SUPPLIED MATERIAL »
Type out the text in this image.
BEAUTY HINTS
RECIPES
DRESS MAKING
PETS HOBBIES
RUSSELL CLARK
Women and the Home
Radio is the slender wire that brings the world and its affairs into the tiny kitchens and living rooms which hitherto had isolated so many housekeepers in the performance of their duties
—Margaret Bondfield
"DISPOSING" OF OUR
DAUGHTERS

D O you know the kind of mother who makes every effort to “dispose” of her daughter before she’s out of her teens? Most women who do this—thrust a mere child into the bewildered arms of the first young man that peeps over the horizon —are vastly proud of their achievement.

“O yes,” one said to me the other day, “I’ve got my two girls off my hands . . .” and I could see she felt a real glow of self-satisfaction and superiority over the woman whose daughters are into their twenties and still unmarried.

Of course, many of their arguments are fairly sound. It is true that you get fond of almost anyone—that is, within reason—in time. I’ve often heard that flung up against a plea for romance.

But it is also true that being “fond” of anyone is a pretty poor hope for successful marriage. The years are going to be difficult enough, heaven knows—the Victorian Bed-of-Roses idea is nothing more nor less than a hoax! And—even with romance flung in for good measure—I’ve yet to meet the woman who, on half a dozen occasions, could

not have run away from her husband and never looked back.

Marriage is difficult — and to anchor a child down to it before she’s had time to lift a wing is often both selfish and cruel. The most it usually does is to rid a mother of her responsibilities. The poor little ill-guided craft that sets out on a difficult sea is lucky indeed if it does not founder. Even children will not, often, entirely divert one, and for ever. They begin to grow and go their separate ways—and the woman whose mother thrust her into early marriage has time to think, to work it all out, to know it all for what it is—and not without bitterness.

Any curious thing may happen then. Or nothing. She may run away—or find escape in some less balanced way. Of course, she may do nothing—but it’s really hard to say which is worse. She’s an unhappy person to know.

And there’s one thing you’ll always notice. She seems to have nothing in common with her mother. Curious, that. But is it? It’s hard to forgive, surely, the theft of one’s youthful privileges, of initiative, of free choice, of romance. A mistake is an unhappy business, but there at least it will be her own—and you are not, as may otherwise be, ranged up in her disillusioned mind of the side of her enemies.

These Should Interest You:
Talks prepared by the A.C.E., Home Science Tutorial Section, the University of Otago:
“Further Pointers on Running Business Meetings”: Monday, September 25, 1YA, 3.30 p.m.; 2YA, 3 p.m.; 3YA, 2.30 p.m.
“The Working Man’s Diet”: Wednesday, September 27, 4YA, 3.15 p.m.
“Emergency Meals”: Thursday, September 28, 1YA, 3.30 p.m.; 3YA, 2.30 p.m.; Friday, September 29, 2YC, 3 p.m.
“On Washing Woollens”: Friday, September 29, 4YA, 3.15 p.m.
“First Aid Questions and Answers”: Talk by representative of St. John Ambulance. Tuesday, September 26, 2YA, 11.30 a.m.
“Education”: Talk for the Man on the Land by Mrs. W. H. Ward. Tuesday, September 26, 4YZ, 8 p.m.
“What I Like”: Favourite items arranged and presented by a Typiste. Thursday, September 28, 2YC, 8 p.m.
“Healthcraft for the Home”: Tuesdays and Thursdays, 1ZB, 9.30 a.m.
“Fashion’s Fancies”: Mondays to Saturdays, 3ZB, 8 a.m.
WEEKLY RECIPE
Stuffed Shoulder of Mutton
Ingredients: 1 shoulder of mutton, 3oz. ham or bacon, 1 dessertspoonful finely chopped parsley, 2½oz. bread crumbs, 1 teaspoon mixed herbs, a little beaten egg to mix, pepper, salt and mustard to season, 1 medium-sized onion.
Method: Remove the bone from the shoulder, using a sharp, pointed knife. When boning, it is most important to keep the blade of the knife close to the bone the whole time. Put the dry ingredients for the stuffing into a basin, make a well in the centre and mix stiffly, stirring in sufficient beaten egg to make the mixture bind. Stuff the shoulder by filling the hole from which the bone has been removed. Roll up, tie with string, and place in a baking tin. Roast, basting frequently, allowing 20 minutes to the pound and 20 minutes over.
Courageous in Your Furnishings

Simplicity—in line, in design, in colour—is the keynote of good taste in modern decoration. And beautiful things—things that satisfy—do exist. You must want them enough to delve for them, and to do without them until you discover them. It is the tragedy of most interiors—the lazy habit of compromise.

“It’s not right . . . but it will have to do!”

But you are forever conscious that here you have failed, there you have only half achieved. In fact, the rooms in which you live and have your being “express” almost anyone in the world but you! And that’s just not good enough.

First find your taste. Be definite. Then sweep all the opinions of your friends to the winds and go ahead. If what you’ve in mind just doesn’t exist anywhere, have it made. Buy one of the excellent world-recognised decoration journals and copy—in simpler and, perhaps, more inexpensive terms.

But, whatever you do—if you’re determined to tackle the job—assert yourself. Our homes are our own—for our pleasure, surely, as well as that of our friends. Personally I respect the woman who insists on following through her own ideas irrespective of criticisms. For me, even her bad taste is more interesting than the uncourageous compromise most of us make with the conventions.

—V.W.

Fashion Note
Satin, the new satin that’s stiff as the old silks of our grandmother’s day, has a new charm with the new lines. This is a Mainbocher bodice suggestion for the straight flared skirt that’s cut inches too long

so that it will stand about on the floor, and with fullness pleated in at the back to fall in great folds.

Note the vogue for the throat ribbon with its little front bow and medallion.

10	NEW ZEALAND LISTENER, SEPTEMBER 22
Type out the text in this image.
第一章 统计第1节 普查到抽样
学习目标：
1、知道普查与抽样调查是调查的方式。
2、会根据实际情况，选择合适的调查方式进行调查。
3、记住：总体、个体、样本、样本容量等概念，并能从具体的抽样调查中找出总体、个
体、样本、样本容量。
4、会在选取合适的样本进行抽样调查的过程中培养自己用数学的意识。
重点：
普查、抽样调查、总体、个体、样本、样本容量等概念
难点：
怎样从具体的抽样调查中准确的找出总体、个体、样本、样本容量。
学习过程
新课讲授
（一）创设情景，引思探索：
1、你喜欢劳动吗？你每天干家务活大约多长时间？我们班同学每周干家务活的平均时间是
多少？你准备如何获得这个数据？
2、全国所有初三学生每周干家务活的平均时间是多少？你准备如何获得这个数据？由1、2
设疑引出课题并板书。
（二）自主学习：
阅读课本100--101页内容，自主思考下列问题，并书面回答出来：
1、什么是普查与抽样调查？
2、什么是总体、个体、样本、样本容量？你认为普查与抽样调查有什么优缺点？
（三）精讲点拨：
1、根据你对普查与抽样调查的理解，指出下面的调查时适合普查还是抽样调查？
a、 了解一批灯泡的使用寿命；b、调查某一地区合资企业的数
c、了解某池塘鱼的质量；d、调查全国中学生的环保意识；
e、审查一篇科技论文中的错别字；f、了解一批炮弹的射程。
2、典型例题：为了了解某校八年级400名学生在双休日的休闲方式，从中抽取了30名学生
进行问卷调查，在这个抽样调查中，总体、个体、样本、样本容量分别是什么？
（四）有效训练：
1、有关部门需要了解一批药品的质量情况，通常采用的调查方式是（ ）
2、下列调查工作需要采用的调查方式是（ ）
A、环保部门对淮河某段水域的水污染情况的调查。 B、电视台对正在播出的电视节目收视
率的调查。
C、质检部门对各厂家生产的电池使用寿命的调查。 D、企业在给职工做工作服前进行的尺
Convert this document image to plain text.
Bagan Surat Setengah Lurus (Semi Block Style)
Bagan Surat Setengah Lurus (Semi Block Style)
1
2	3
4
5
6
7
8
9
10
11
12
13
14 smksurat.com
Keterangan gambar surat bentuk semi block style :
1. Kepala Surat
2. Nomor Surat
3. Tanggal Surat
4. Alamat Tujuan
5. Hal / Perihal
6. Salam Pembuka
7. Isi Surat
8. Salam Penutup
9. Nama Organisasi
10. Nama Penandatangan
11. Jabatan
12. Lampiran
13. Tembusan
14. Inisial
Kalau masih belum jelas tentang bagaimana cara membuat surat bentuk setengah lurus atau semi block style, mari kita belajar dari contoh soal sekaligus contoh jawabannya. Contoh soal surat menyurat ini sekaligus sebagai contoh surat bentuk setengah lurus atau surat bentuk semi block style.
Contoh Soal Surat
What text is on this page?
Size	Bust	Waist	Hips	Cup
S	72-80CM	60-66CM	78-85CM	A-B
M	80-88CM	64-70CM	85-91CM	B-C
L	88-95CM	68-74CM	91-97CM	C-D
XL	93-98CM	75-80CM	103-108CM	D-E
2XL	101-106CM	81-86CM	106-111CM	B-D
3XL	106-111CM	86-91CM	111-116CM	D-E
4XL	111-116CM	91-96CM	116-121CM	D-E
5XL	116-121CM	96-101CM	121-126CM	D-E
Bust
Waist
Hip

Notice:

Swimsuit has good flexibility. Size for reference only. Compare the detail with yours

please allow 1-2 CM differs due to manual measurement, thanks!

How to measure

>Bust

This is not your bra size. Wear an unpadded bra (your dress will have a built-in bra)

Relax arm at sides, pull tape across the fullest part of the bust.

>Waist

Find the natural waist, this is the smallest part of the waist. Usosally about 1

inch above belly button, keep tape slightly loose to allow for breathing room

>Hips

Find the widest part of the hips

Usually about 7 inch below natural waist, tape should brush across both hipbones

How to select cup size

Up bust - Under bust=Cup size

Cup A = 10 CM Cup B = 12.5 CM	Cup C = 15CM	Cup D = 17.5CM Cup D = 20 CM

GIVEN INSTRUCTION » Single out each line of the records above with the string "about" in it, and copy it.

FINAL RESULT »
so that it will stand about on the floor, and with fullness pleated in at the back to fall in great folds.
Find the natural waist, this is the smallest part of the waist. Usosally about 1
Usually about 7 inch below natural waist, tape should brush across both hipbones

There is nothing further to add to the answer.